Pictures in the records should not be copied, but every other part must be repeated exactly.

(Records contained in a dataset)
........

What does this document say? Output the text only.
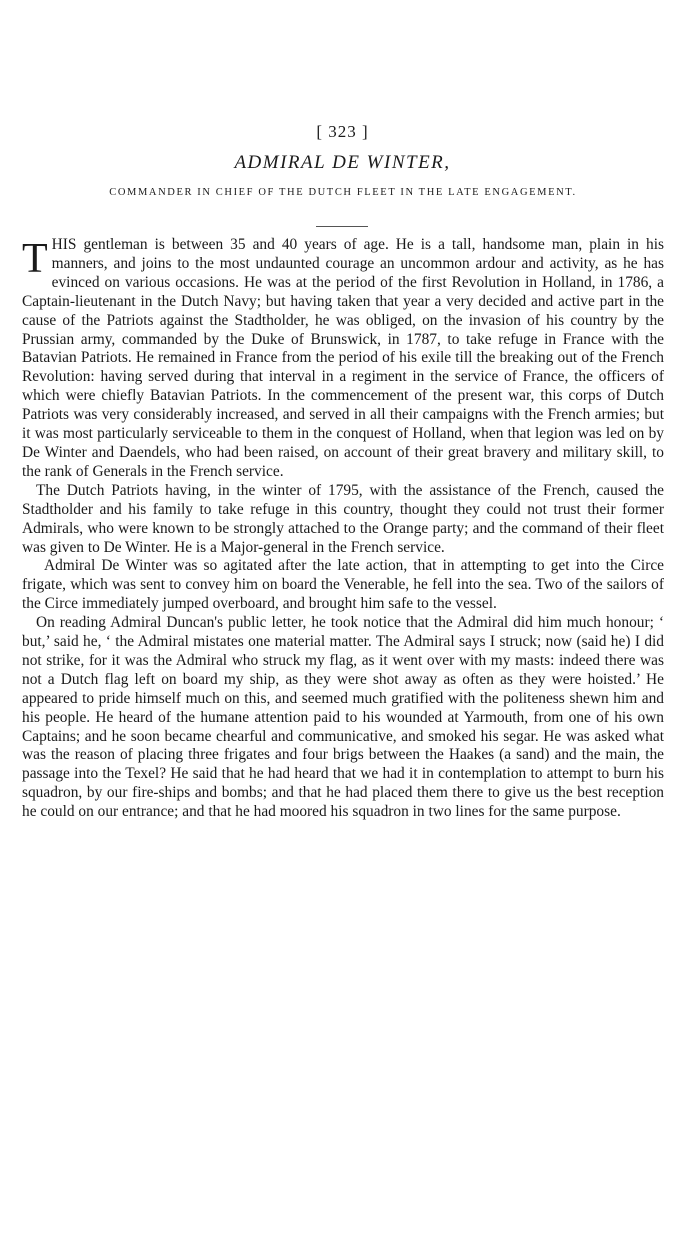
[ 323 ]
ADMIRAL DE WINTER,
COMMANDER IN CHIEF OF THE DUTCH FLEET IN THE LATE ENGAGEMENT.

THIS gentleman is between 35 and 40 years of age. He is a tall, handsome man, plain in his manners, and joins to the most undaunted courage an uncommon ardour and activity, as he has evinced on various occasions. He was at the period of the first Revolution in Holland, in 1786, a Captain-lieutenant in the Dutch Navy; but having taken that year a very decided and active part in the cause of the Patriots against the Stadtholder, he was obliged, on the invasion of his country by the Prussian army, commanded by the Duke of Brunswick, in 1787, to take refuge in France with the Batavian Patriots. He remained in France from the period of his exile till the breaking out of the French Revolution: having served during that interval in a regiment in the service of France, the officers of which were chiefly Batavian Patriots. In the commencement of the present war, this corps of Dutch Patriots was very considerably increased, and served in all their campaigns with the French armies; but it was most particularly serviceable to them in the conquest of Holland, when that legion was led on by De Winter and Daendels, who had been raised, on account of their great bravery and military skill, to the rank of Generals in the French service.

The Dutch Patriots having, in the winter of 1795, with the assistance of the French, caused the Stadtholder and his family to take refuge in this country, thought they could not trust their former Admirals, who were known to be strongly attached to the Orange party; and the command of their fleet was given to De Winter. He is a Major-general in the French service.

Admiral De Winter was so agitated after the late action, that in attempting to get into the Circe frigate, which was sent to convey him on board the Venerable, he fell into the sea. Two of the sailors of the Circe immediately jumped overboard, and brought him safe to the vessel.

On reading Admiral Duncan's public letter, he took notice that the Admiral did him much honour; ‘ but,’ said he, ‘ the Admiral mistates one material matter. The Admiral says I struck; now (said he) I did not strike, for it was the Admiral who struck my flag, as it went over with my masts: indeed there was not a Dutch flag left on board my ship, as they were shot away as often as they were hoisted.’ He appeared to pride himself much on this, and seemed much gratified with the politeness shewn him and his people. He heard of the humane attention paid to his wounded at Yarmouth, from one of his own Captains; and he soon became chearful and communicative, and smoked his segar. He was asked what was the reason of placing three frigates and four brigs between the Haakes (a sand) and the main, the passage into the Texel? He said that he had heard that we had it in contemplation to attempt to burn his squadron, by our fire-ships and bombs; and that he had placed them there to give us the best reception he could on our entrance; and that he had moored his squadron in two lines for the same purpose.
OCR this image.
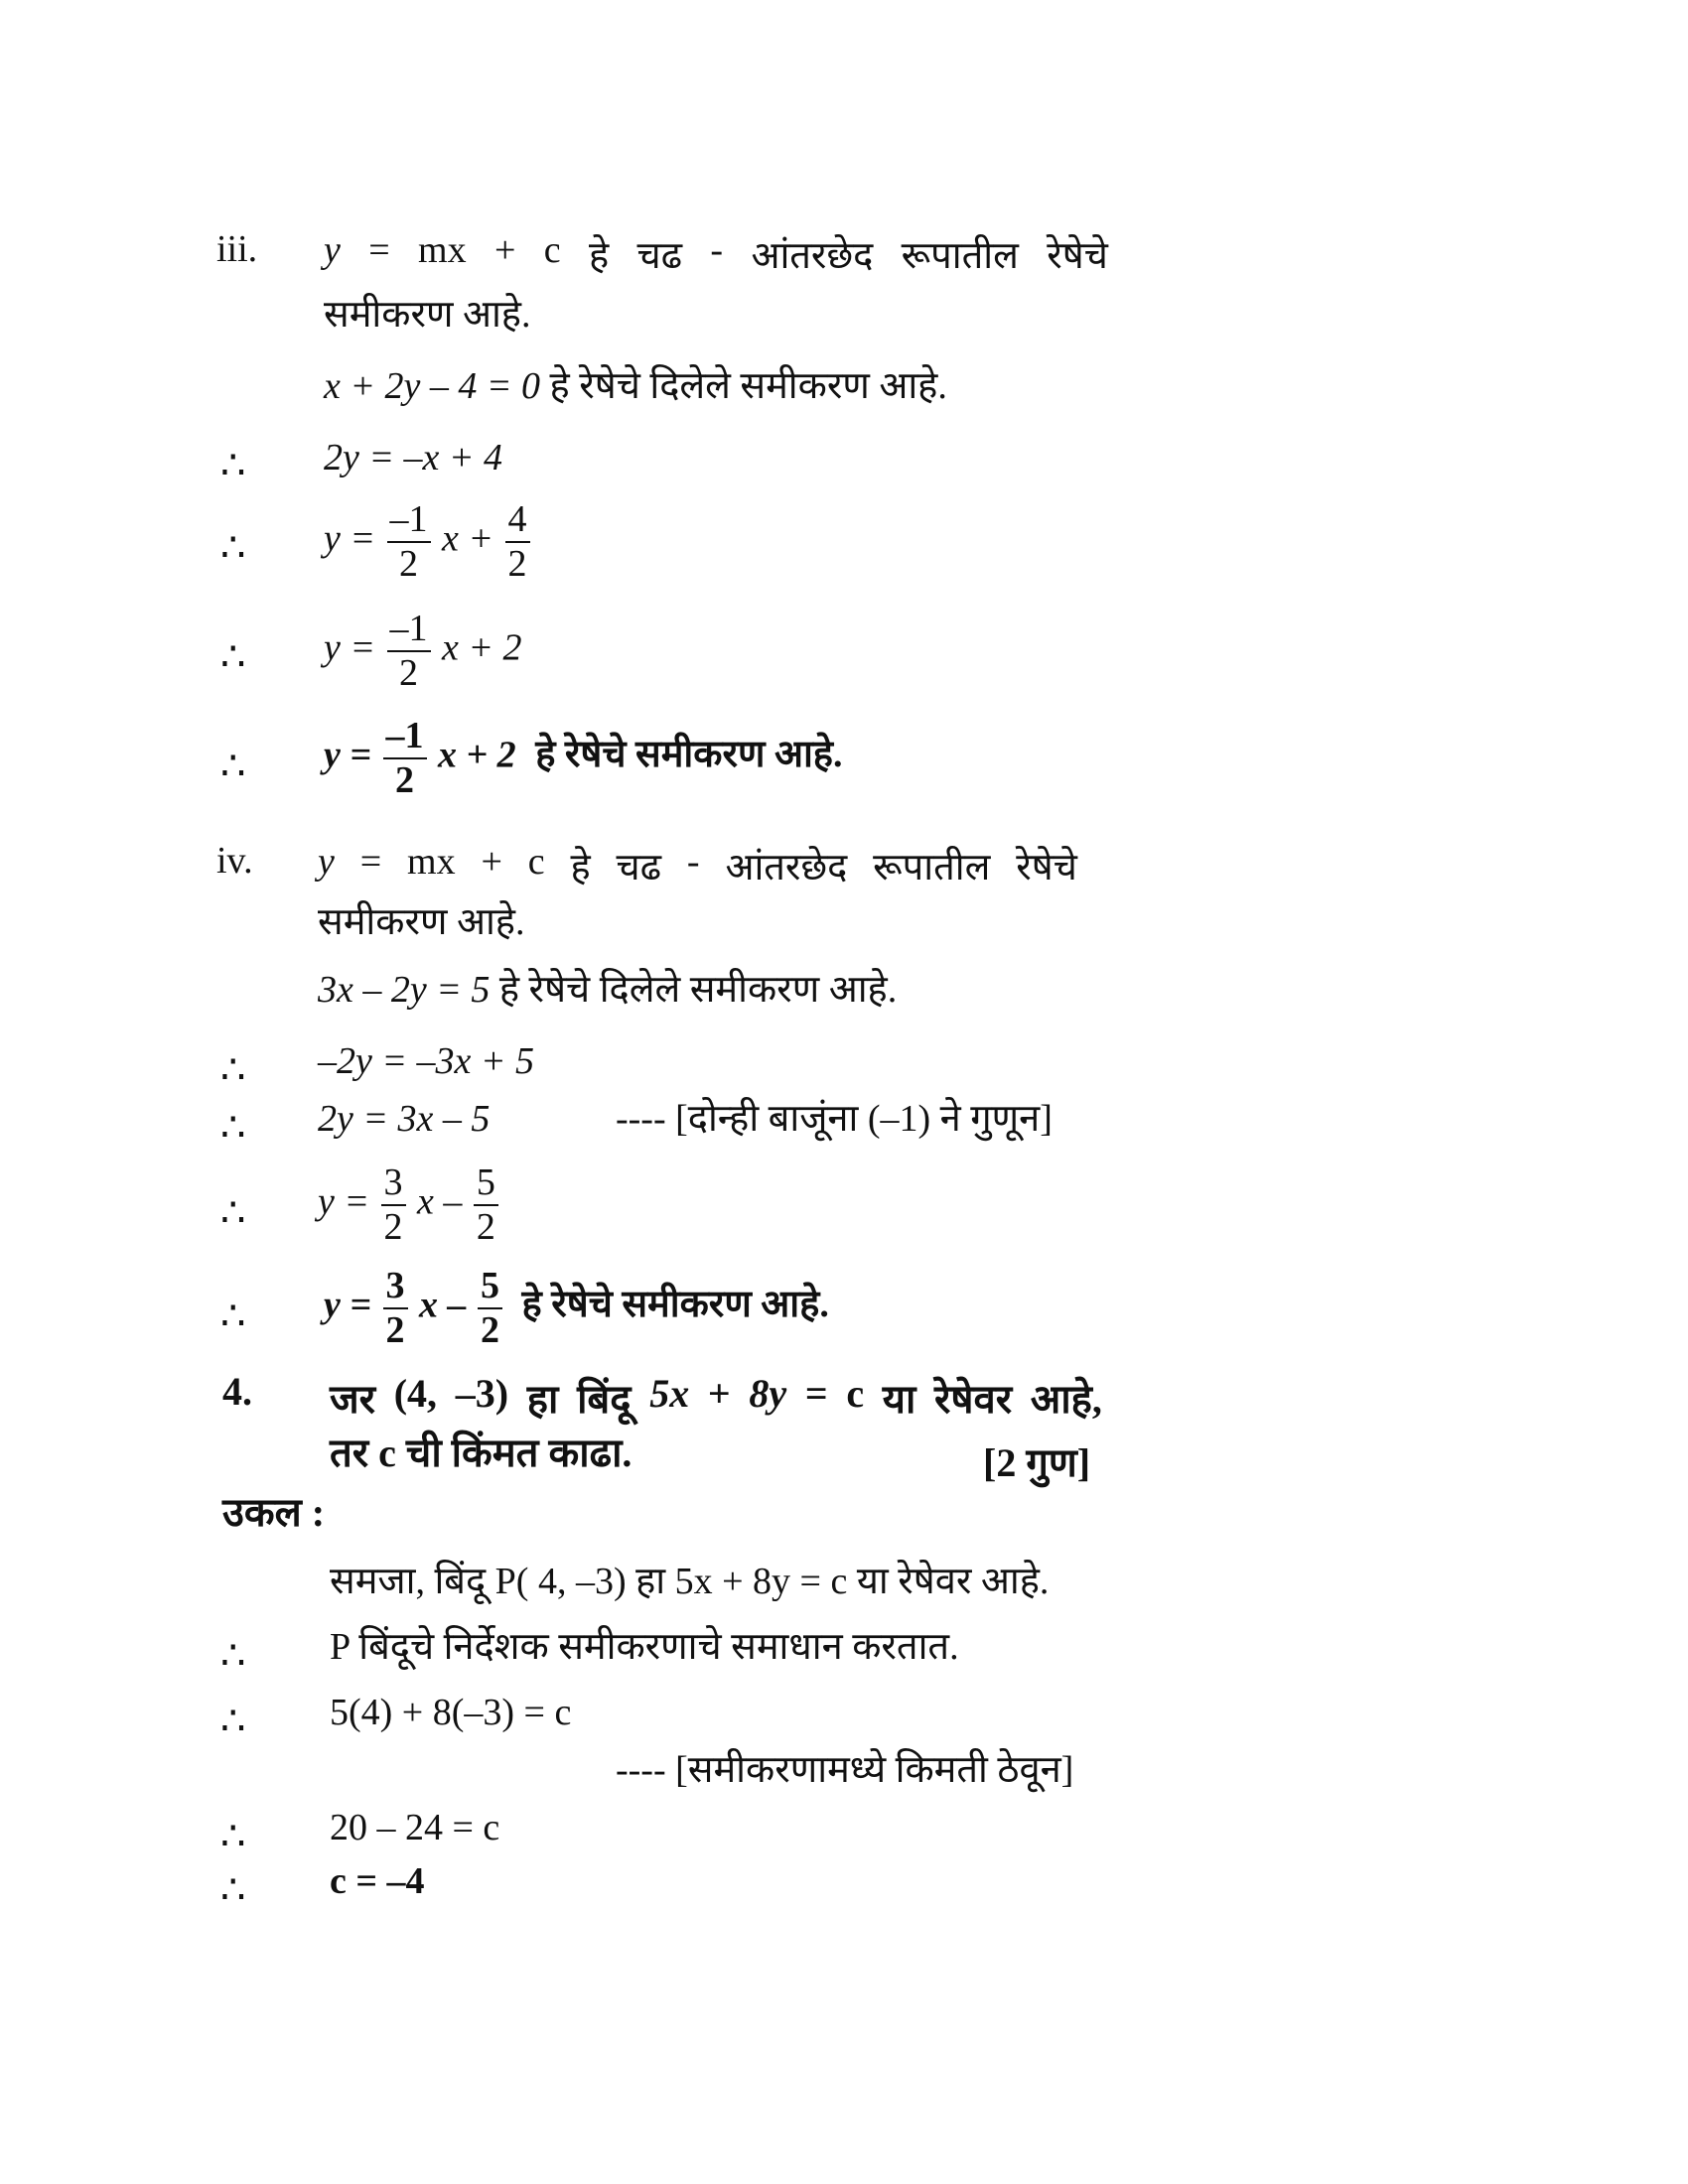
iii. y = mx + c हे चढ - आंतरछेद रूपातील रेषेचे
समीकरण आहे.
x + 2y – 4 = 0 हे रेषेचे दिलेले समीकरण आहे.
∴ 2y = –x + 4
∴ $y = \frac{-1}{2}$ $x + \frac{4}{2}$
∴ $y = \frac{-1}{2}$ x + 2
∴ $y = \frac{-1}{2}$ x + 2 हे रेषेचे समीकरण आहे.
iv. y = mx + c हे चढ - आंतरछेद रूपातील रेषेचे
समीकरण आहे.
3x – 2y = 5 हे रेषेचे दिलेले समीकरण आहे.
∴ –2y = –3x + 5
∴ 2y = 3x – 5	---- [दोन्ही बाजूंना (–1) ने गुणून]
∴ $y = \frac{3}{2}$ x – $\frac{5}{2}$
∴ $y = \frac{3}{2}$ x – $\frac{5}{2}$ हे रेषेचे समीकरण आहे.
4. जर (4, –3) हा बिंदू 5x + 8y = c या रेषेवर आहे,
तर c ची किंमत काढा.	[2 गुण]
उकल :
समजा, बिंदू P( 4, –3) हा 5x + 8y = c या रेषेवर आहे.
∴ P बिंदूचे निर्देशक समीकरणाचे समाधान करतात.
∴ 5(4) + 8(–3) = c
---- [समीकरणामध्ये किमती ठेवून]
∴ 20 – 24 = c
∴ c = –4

........

Answer for the task
What does this document say? Output the text only.
[ 323 ]
ADMIRAL DE WINTER,
COMMANDER IN CHIEF OF THE DUTCH FLEET IN THE LATE ENGAGEMENT.

THIS gentleman is between 35 and 40 years of age. He is a tall, handsome man, plain in his manners, and joins to the most undaunted courage an uncommon ardour and activity, as he has evinced on various occasions. He was at the period of the first Revolution in Holland, in 1786, a Captain-lieutenant in the Dutch Navy; but having taken that year a very decided and active part in the cause of the Patriots against the Stadtholder, he was obliged, on the invasion of his country by the Prussian army, commanded by the Duke of Brunswick, in 1787, to take refuge in France with the Batavian Patriots. He remained in France from the period of his exile till the breaking out of the French Revolution: having served during that interval in a regiment in the service of France, the officers of which were chiefly Batavian Patriots. In the commencement of the present war, this corps of Dutch Patriots was very considerably increased, and served in all their campaigns with the French armies; but it was most particularly serviceable to them in the conquest of Holland, when that legion was led on by De Winter and Daendels, who had been raised, on account of their great bravery and military skill, to the rank of Generals in the French service.

The Dutch Patriots having, in the winter of 1795, with the assistance of the French, caused the Stadtholder and his family to take refuge in this country, thought they could not trust their former Admirals, who were known to be strongly attached to the Orange party; and the command of their fleet was given to De Winter. He is a Major-general in the French service.

Admiral De Winter was so agitated after the late action, that in attempting to get into the Circe frigate, which was sent to convey him on board the Venerable, he fell into the sea. Two of the sailors of the Circe immediately jumped overboard, and brought him safe to the vessel.

On reading Admiral Duncan's public letter, he took notice that the Admiral did him much honour; ‘ but,’ said he, ‘ the Admiral mistates one material matter. The Admiral says I struck; now (said he) I did not strike, for it was the Admiral who struck my flag, as it went over with my masts: indeed there was not a Dutch flag left on board my ship, as they were shot away as often as they were hoisted.’ He appeared to pride himself much on this, and seemed much gratified with the politeness shewn him and his people. He heard of the humane attention paid to his wounded at Yarmouth, from one of his own Captains; and he soon became chearful and communicative, and smoked his segar. He was asked what was the reason of placing three frigates and four brigs between the Haakes (a sand) and the main, the passage into the Texel? He said that he had heard that we had it in contemplation to attempt to burn his squadron, by our fire-ships and bombs; and that he had placed them there to give us the best reception he could on our entrance; and that he had moored his squadron in two lines for the same purpose.
OCR this image.
iii. y = mx + c हे चढ - आंतरछेद रूपातील रेषेचे
समीकरण आहे.
x + 2y – 4 = 0 हे रेषेचे दिलेले समीकरण आहे.
∴ 2y = –x + 4
∴ $y = \frac{-1}{2}$ $x + \frac{4}{2}$
∴ $y = \frac{-1}{2}$ x + 2
∴ $y = \frac{-1}{2}$ x + 2 हे रेषेचे समीकरण आहे.
iv. y = mx + c हे चढ - आंतरछेद रूपातील रेषेचे
समीकरण आहे.
3x – 2y = 5 हे रेषेचे दिलेले समीकरण आहे.
∴ –2y = –3x + 5
∴ 2y = 3x – 5	---- [दोन्ही बाजूंना (–1) ने गुणून]
∴ $y = \frac{3}{2}$ x – $\frac{5}{2}$
∴ $y = \frac{3}{2}$ x – $\frac{5}{2}$ हे रेषेचे समीकरण आहे.
4. जर (4, –3) हा बिंदू 5x + 8y = c या रेषेवर आहे,
तर c ची किंमत काढा.	[2 गुण]
उकल :
समजा, बिंदू P( 4, –3) हा 5x + 8y = c या रेषेवर आहे.
∴ P बिंदूचे निर्देशक समीकरणाचे समाधान करतात.
∴ 5(4) + 8(–3) = c
---- [समीकरणामध्ये किमती ठेवून]
∴ 20 – 24 = c
∴ c = –4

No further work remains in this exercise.